▸ **Given task**
Find the string "this" in the listing and report every line that has it.
======
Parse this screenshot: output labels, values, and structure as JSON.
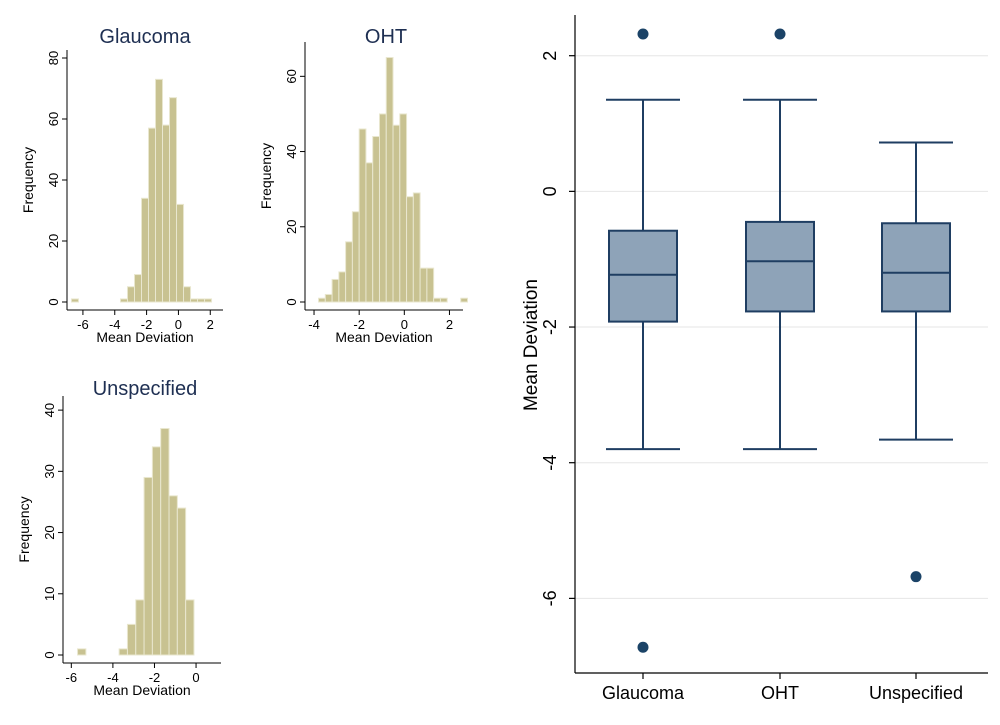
{
  "colors": {
    "hist_fill": "#c8c291",
    "hist_edge": "#e9e7cf",
    "box_fill": "#8ea3b8",
    "box_line": "#1f3e62",
    "outlier": "#1b4367",
    "axis": "#000000",
    "grid": "#e6e6e6",
    "title": "#1e2f52"
  },
  "chart_data": [
    {
      "type": "bar",
      "subtype": "histogram",
      "title": "Glaucoma",
      "xlabel": "Mean Deviation",
      "ylabel": "Frequency",
      "xlim": [
        -7,
        2.8
      ],
      "ylim": [
        0,
        80
      ],
      "xticks": [
        -6,
        -4,
        -2,
        0,
        2
      ],
      "yticks": [
        0,
        20,
        40,
        60,
        80
      ],
      "bin_width": 0.44,
      "bin_start": -6.72,
      "values": [
        1,
        0,
        0,
        0,
        0,
        0,
        0,
        1,
        5,
        9,
        34,
        57,
        73,
        58,
        67,
        32,
        5,
        1,
        1,
        1
      ]
    },
    {
      "type": "bar",
      "subtype": "histogram",
      "title": "OHT",
      "xlabel": "Mean Deviation",
      "ylabel": "Frequency",
      "xlim": [
        -4.4,
        2.6
      ],
      "ylim": [
        0,
        67
      ],
      "xticks": [
        -4,
        -2,
        0,
        2
      ],
      "yticks": [
        0,
        20,
        40,
        60
      ],
      "bin_width": 0.3,
      "bin_start": -3.8,
      "values": [
        1,
        2,
        6,
        8,
        16,
        24,
        46,
        37,
        44,
        50,
        65,
        47,
        50,
        28,
        29,
        9,
        9,
        1,
        1,
        0,
        0,
        1
      ]
    },
    {
      "type": "bar",
      "subtype": "histogram",
      "title": "Unspecified",
      "xlabel": "Mean Deviation",
      "ylabel": "Frequency",
      "xlim": [
        -6.4,
        1.2
      ],
      "ylim": [
        0,
        41
      ],
      "xticks": [
        -6,
        -4,
        -2,
        0
      ],
      "yticks": [
        0,
        10,
        20,
        30,
        40
      ],
      "bin_width": 0.4,
      "bin_start": -5.7,
      "values": [
        1,
        0,
        0,
        0,
        0,
        1,
        5,
        9,
        29,
        34,
        37,
        26,
        24,
        9
      ]
    },
    {
      "type": "box",
      "ylabel": "Mean Deviation",
      "ylim": [
        -7.1,
        2.6
      ],
      "yticks": [
        -6,
        -4,
        -2,
        0,
        2
      ],
      "grid": true,
      "categories": [
        "Glaucoma",
        "OHT",
        "Unspecified"
      ],
      "boxes": [
        {
          "whisker_low": -3.8,
          "q1": -1.92,
          "median": -1.23,
          "q3": -0.58,
          "whisker_high": 1.35,
          "outliers": [
            2.32,
            -6.72
          ]
        },
        {
          "whisker_low": -3.8,
          "q1": -1.77,
          "median": -1.03,
          "q3": -0.45,
          "whisker_high": 1.35,
          "outliers": [
            2.32
          ]
        },
        {
          "whisker_low": -3.66,
          "q1": -1.77,
          "median": -1.2,
          "q3": -0.47,
          "whisker_high": 0.72,
          "outliers": [
            -5.68
          ]
        }
      ]
    }
  ]
}
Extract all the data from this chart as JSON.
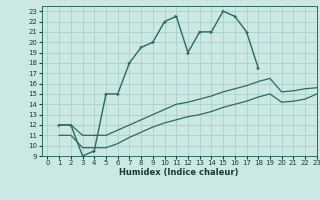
{
  "xlabel": "Humidex (Indice chaleur)",
  "background_color": "#cce8e4",
  "grid_color": "#aacfcc",
  "line_color": "#2a6b60",
  "xlim": [
    -0.5,
    23
  ],
  "ylim": [
    9,
    23.5
  ],
  "xticks": [
    0,
    1,
    2,
    3,
    4,
    5,
    6,
    7,
    8,
    9,
    10,
    11,
    12,
    13,
    14,
    15,
    16,
    17,
    18,
    19,
    20,
    21,
    22,
    23
  ],
  "yticks": [
    9,
    10,
    11,
    12,
    13,
    14,
    15,
    16,
    17,
    18,
    19,
    20,
    21,
    22,
    23
  ],
  "line1_x": [
    1,
    2,
    3,
    4,
    5,
    6,
    7,
    8,
    9,
    10,
    11,
    12,
    13,
    14,
    15,
    16,
    17,
    18
  ],
  "line1_y": [
    12,
    12,
    9,
    9.5,
    15,
    15,
    18,
    19.5,
    20,
    22,
    22.5,
    19,
    21,
    21,
    23,
    22.5,
    21,
    17.5
  ],
  "line2_x": [
    1,
    2,
    3,
    4,
    5,
    6,
    7,
    8,
    9,
    10,
    11,
    12,
    13,
    14,
    15,
    16,
    17,
    18,
    19,
    20,
    21,
    22,
    23
  ],
  "line2_y": [
    12,
    12,
    11,
    11,
    11,
    11.5,
    12,
    12.5,
    13,
    13.5,
    14,
    14.2,
    14.5,
    14.8,
    15.2,
    15.5,
    15.8,
    16.2,
    16.5,
    15.2,
    15.3,
    15.5,
    15.6
  ],
  "line3_x": [
    1,
    2,
    3,
    4,
    5,
    6,
    7,
    8,
    9,
    10,
    11,
    12,
    13,
    14,
    15,
    16,
    17,
    18,
    19,
    20,
    21,
    22,
    23
  ],
  "line3_y": [
    11,
    11,
    9.8,
    9.8,
    9.8,
    10.2,
    10.8,
    11.3,
    11.8,
    12.2,
    12.5,
    12.8,
    13.0,
    13.3,
    13.7,
    14.0,
    14.3,
    14.7,
    15.0,
    14.2,
    14.3,
    14.5,
    15.0
  ]
}
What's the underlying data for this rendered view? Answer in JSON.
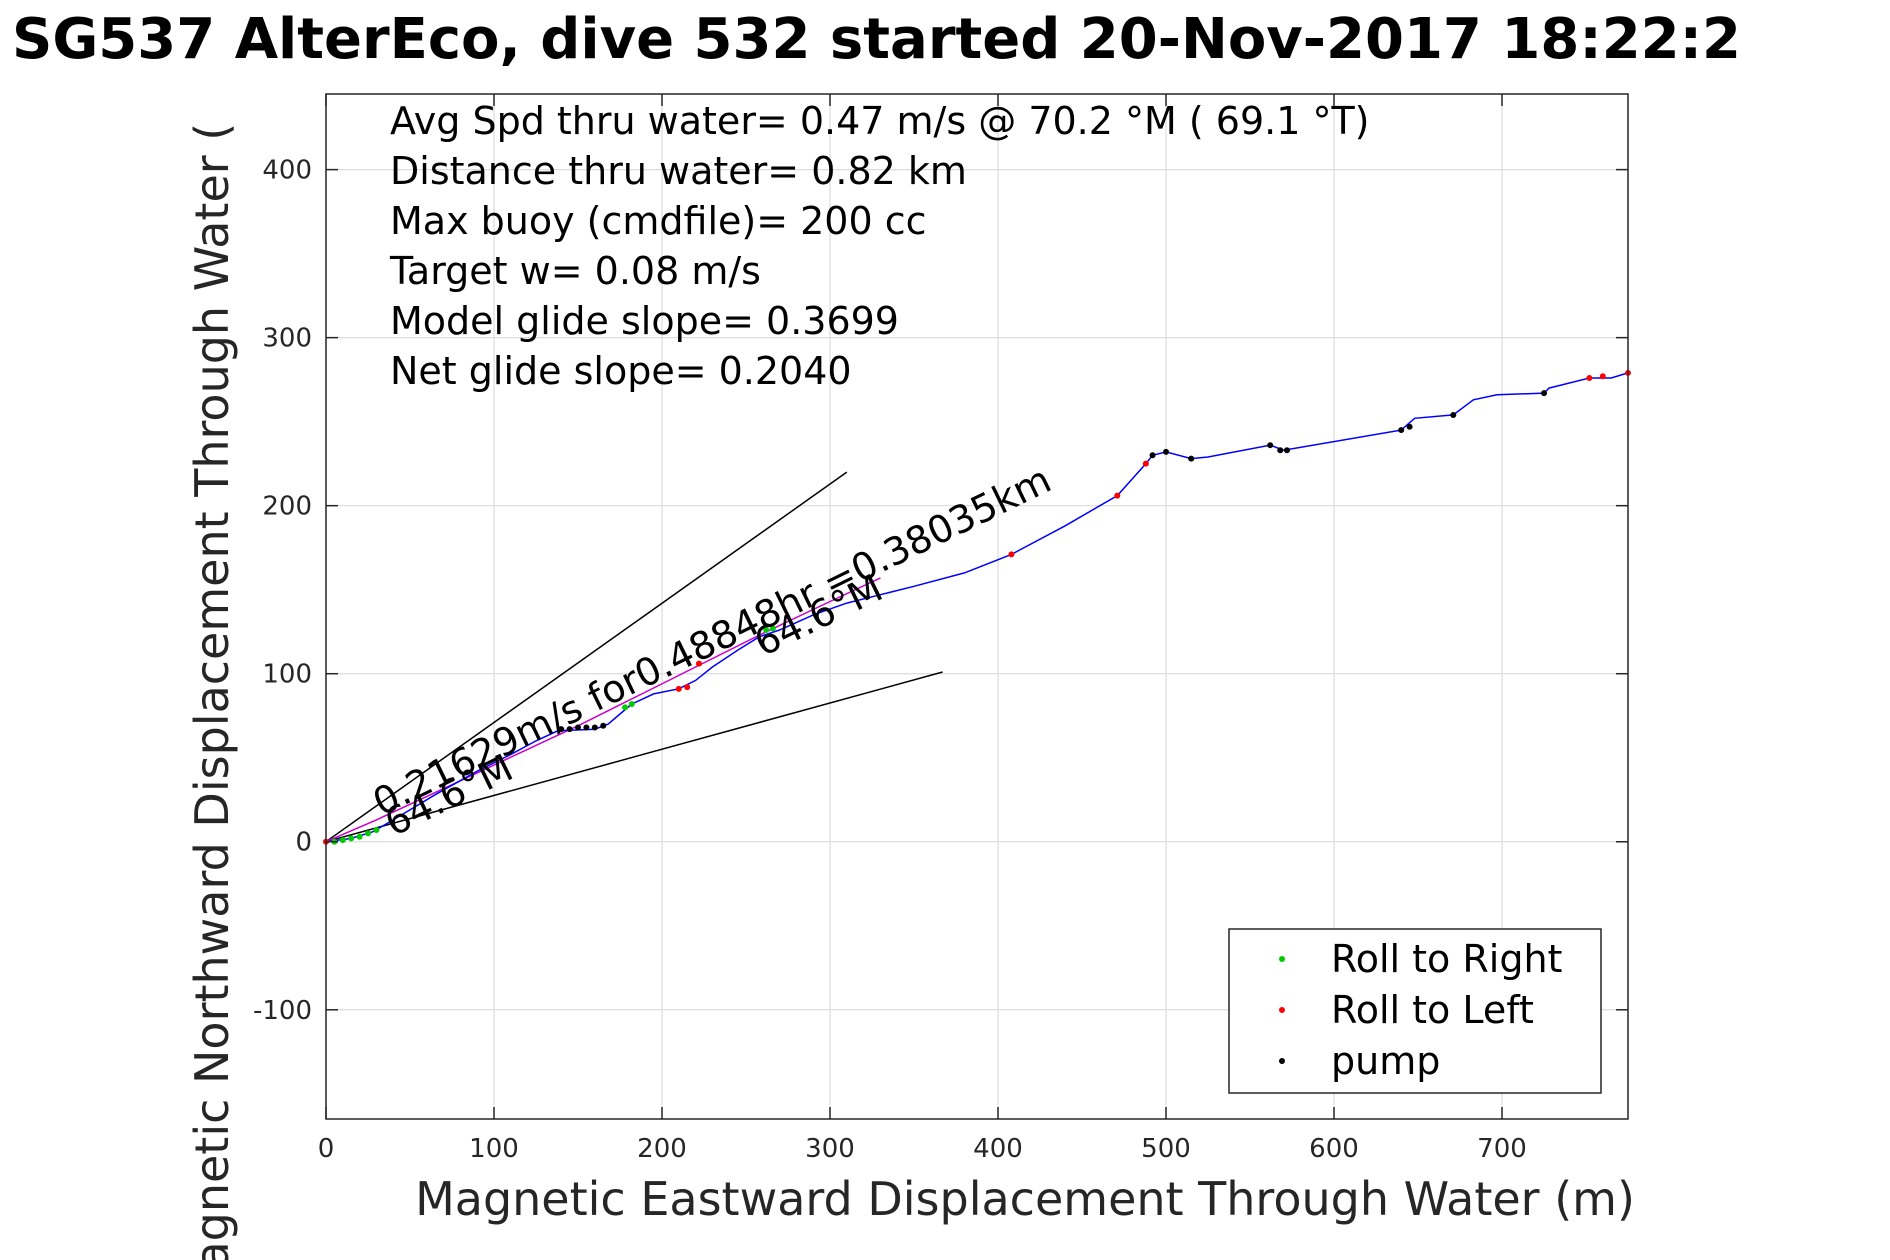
{
  "chart_data": {
    "type": "line",
    "title": "SG537 AlterEco, dive 532 started 20-Nov-2017 18:22:2",
    "xlabel": "Magnetic Eastward Displacement Through Water (m)",
    "ylabel": "Magnetic Northward Displacement Through Water (",
    "xlim": [
      0,
      775
    ],
    "ylim": [
      -165,
      445
    ],
    "xticks": [
      0,
      100,
      200,
      300,
      400,
      500,
      600,
      700
    ],
    "yticks": [
      -100,
      0,
      100,
      200,
      300,
      400
    ],
    "grid": true,
    "legend_position": "bottom-right",
    "info_lines": [
      "Avg Spd thru water=  0.47 m/s @  70.2 °M ( 69.1 °T)",
      "Distance thru water=  0.82 km",
      "Max buoy (cmdfile)= 200 cc",
      "Target w= 0.08 m/s",
      "Model glide slope= 0.3699",
      "Net glide slope= 0.2040"
    ],
    "track": {
      "color": "#0000ff",
      "points": [
        [
          0,
          0
        ],
        [
          15,
          2
        ],
        [
          28,
          6
        ],
        [
          45,
          16
        ],
        [
          65,
          28
        ],
        [
          90,
          42
        ],
        [
          110,
          52
        ],
        [
          125,
          60
        ],
        [
          138,
          66
        ],
        [
          160,
          67
        ],
        [
          168,
          70
        ],
        [
          175,
          76
        ],
        [
          182,
          82
        ],
        [
          195,
          88
        ],
        [
          210,
          91
        ],
        [
          220,
          96
        ],
        [
          230,
          104
        ],
        [
          245,
          114
        ],
        [
          258,
          122
        ],
        [
          270,
          126
        ],
        [
          290,
          135
        ],
        [
          310,
          142
        ],
        [
          330,
          147
        ],
        [
          350,
          152
        ],
        [
          380,
          160
        ],
        [
          408,
          171
        ],
        [
          440,
          188
        ],
        [
          471,
          206
        ],
        [
          488,
          225
        ],
        [
          492,
          230
        ],
        [
          500,
          232
        ],
        [
          515,
          228
        ],
        [
          525,
          229
        ],
        [
          562,
          236
        ],
        [
          570,
          233
        ],
        [
          640,
          245
        ],
        [
          648,
          252
        ],
        [
          671,
          254
        ],
        [
          683,
          263
        ],
        [
          697,
          266
        ],
        [
          725,
          267
        ],
        [
          728,
          270
        ],
        [
          752,
          276
        ],
        [
          765,
          276
        ],
        [
          775,
          279
        ]
      ]
    },
    "magenta_line": {
      "color": "#cc00cc",
      "points": [
        [
          0,
          0
        ],
        [
          30,
          13
        ],
        [
          60,
          27
        ],
        [
          90,
          41
        ],
        [
          120,
          55
        ],
        [
          150,
          69
        ],
        [
          180,
          84
        ],
        [
          220,
          104
        ],
        [
          260,
          124
        ],
        [
          300,
          143
        ],
        [
          330,
          157
        ]
      ]
    },
    "reference_lines": [
      {
        "color": "#000000",
        "points": [
          [
            0,
            0
          ],
          [
            310,
            220
          ]
        ]
      },
      {
        "color": "#000000",
        "points": [
          [
            0,
            0
          ],
          [
            367,
            101
          ]
        ]
      }
    ],
    "series": [
      {
        "name": "Roll to Right",
        "color": "#00cc00",
        "points": [
          [
            5,
            0
          ],
          [
            10,
            1
          ],
          [
            15,
            2
          ],
          [
            20,
            3
          ],
          [
            25,
            5
          ],
          [
            30,
            7
          ],
          [
            178,
            80
          ],
          [
            182,
            82
          ],
          [
            262,
            126
          ],
          [
            266,
            127
          ]
        ]
      },
      {
        "name": "Roll to Left",
        "color": "#ff0000",
        "points": [
          [
            0,
            0
          ],
          [
            210,
            91
          ],
          [
            215,
            92
          ],
          [
            222,
            106
          ],
          [
            408,
            171
          ],
          [
            471,
            206
          ],
          [
            488,
            225
          ],
          [
            752,
            276
          ],
          [
            760,
            277
          ],
          [
            775,
            279
          ]
        ]
      },
      {
        "name": "pump",
        "color": "#000000",
        "points": [
          [
            140,
            67
          ],
          [
            145,
            67
          ],
          [
            150,
            68
          ],
          [
            155,
            68
          ],
          [
            160,
            68
          ],
          [
            165,
            69
          ],
          [
            492,
            230
          ],
          [
            500,
            232
          ],
          [
            515,
            228
          ],
          [
            562,
            236
          ],
          [
            568,
            233
          ],
          [
            572,
            233
          ],
          [
            640,
            245
          ],
          [
            645,
            247
          ],
          [
            671,
            254
          ],
          [
            725,
            267
          ]
        ]
      }
    ],
    "annotations": [
      {
        "text": "0.21629m/s for0.48848hr =0.38035km",
        "x": 33,
        "y": 15,
        "angle_deg": -26
      },
      {
        "text": "64.6°M",
        "x": 40,
        "y": 3,
        "angle_deg": -26
      },
      {
        "text": "64.6°M",
        "x": 260,
        "y": 110,
        "angle_deg": -26
      }
    ]
  }
}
======
▸ **Result below**
Parse this screenshot: output labels, values, and structure as JSON.
Extract all the data from this chart as JSON.
What's the underlying data for this rendered view? Answer in JSON.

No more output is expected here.